## DIRECTIONS FOR THIS TASK
Images embedded in the records are excluded; print everything else exactly as given.

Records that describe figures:
»»
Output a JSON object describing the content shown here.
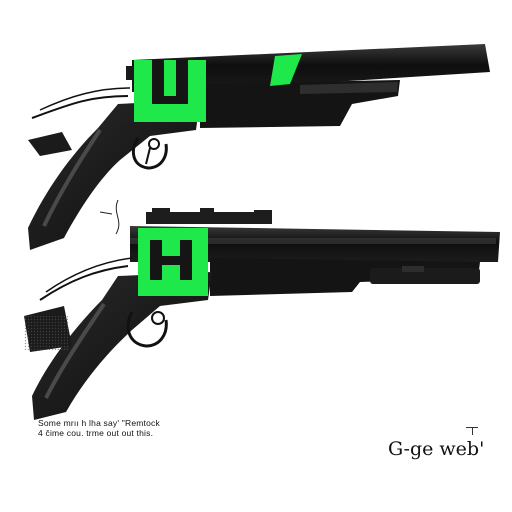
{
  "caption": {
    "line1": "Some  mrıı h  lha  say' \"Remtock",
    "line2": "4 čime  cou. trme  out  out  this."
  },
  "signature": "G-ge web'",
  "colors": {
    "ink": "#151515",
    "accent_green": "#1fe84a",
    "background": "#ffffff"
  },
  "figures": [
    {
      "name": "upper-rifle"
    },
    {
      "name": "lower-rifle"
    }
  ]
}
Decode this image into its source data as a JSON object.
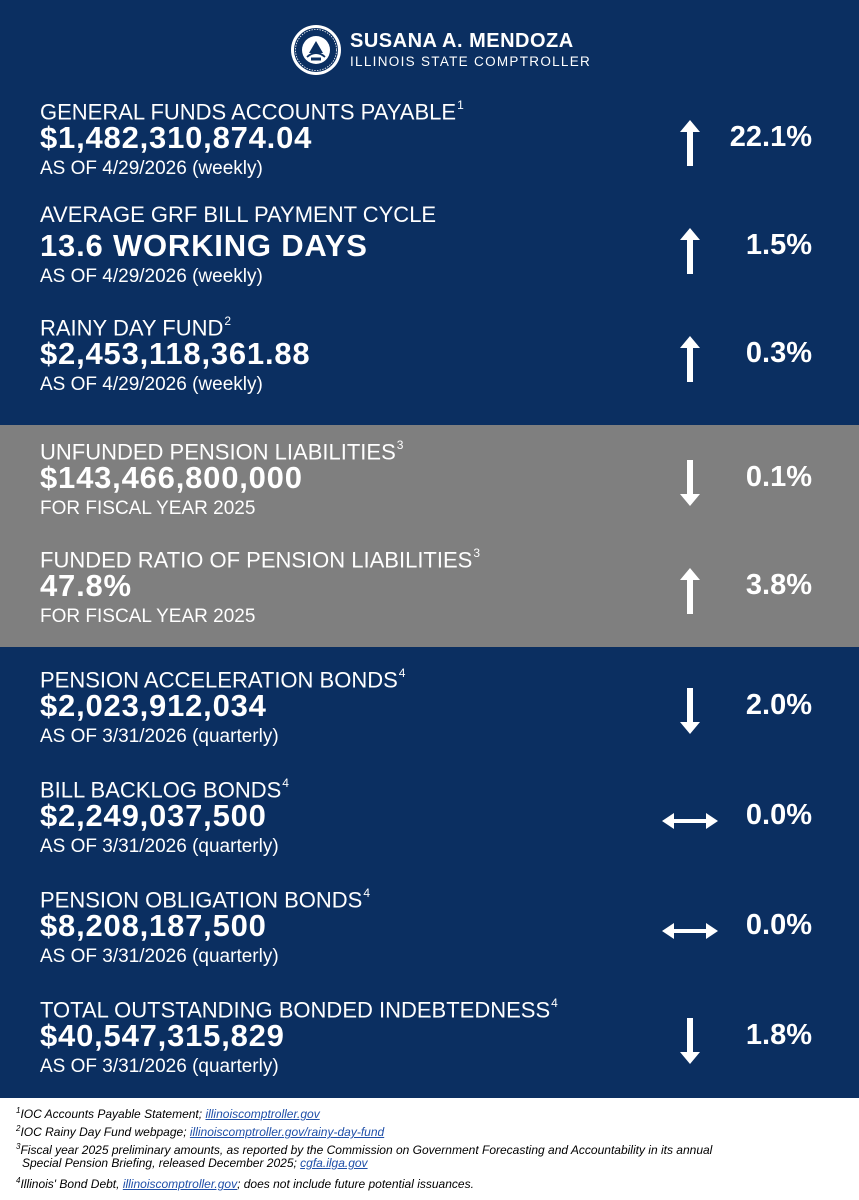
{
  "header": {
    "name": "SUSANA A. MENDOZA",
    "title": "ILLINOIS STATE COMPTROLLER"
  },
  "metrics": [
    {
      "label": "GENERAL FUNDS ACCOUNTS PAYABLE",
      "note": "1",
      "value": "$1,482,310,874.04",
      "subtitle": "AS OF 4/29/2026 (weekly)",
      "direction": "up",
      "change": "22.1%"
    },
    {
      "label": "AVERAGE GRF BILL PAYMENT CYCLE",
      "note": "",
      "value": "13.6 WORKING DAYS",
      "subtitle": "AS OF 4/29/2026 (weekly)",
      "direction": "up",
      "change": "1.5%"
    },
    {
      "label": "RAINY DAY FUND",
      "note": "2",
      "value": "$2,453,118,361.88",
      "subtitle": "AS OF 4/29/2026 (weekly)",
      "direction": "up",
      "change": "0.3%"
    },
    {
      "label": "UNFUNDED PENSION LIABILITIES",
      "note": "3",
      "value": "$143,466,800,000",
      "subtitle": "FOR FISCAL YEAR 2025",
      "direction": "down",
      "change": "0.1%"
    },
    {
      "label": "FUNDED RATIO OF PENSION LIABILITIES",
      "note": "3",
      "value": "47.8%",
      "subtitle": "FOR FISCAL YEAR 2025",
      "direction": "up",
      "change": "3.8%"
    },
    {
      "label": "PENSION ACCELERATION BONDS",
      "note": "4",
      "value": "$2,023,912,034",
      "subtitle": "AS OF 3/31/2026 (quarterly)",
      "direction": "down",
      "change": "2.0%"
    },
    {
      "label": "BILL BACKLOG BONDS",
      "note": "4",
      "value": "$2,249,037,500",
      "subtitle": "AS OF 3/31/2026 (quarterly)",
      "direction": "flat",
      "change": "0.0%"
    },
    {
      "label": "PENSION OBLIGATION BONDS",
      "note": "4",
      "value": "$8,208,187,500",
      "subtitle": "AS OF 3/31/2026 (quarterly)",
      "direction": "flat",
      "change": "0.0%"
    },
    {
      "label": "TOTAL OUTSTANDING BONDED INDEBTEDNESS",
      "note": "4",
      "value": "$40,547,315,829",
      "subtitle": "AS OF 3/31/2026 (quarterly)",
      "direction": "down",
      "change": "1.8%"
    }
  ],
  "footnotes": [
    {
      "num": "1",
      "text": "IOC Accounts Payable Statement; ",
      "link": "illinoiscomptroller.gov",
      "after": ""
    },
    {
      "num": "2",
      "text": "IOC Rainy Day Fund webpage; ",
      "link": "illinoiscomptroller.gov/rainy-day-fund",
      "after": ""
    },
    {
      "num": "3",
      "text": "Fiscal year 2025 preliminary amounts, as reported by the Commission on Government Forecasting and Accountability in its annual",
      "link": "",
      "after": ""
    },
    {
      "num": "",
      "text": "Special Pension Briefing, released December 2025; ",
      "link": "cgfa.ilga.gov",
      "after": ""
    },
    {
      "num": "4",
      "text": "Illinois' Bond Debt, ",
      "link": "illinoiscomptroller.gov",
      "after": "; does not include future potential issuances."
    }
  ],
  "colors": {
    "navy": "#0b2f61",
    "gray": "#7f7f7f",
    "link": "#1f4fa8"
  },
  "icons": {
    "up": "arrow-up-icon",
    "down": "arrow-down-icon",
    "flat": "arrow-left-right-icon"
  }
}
««
## TASK RESPONSE
Output a JSON object describing the content shown here.
{
  "caption": {
    "line1": "Some  mrıı h  lha  say' \"Remtock",
    "line2": "4 čime  cou. trme  out  out  this."
  },
  "signature": "G-ge web'",
  "colors": {
    "ink": "#151515",
    "accent_green": "#1fe84a",
    "background": "#ffffff"
  },
  "figures": [
    {
      "name": "upper-rifle"
    },
    {
      "name": "lower-rifle"
    }
  ]
}
Decode this image into its source data as a JSON object.
{
  "header": {
    "name": "SUSANA A. MENDOZA",
    "title": "ILLINOIS STATE COMPTROLLER"
  },
  "metrics": [
    {
      "label": "GENERAL FUNDS ACCOUNTS PAYABLE",
      "note": "1",
      "value": "$1,482,310,874.04",
      "subtitle": "AS OF 4/29/2026 (weekly)",
      "direction": "up",
      "change": "22.1%"
    },
    {
      "label": "AVERAGE GRF BILL PAYMENT CYCLE",
      "note": "",
      "value": "13.6 WORKING DAYS",
      "subtitle": "AS OF 4/29/2026 (weekly)",
      "direction": "up",
      "change": "1.5%"
    },
    {
      "label": "RAINY DAY FUND",
      "note": "2",
      "value": "$2,453,118,361.88",
      "subtitle": "AS OF 4/29/2026 (weekly)",
      "direction": "up",
      "change": "0.3%"
    },
    {
      "label": "UNFUNDED PENSION LIABILITIES",
      "note": "3",
      "value": "$143,466,800,000",
      "subtitle": "FOR FISCAL YEAR 2025",
      "direction": "down",
      "change": "0.1%"
    },
    {
      "label": "FUNDED RATIO OF PENSION LIABILITIES",
      "note": "3",
      "value": "47.8%",
      "subtitle": "FOR FISCAL YEAR 2025",
      "direction": "up",
      "change": "3.8%"
    },
    {
      "label": "PENSION ACCELERATION BONDS",
      "note": "4",
      "value": "$2,023,912,034",
      "subtitle": "AS OF 3/31/2026 (quarterly)",
      "direction": "down",
      "change": "2.0%"
    },
    {
      "label": "BILL BACKLOG BONDS",
      "note": "4",
      "value": "$2,249,037,500",
      "subtitle": "AS OF 3/31/2026 (quarterly)",
      "direction": "flat",
      "change": "0.0%"
    },
    {
      "label": "PENSION OBLIGATION BONDS",
      "note": "4",
      "value": "$8,208,187,500",
      "subtitle": "AS OF 3/31/2026 (quarterly)",
      "direction": "flat",
      "change": "0.0%"
    },
    {
      "label": "TOTAL OUTSTANDING BONDED INDEBTEDNESS",
      "note": "4",
      "value": "$40,547,315,829",
      "subtitle": "AS OF 3/31/2026 (quarterly)",
      "direction": "down",
      "change": "1.8%"
    }
  ],
  "footnotes": [
    {
      "num": "1",
      "text": "IOC Accounts Payable Statement; ",
      "link": "illinoiscomptroller.gov",
      "after": ""
    },
    {
      "num": "2",
      "text": "IOC Rainy Day Fund webpage; ",
      "link": "illinoiscomptroller.gov/rainy-day-fund",
      "after": ""
    },
    {
      "num": "3",
      "text": "Fiscal year 2025 preliminary amounts, as reported by the Commission on Government Forecasting and Accountability in its annual",
      "link": "",
      "after": ""
    },
    {
      "num": "",
      "text": "Special Pension Briefing, released December 2025; ",
      "link": "cgfa.ilga.gov",
      "after": ""
    },
    {
      "num": "4",
      "text": "Illinois' Bond Debt, ",
      "link": "illinoiscomptroller.gov",
      "after": "; does not include future potential issuances."
    }
  ],
  "colors": {
    "navy": "#0b2f61",
    "gray": "#7f7f7f",
    "link": "#1f4fa8"
  },
  "icons": {
    "up": "arrow-up-icon",
    "down": "arrow-down-icon",
    "flat": "arrow-left-right-icon"
  }
}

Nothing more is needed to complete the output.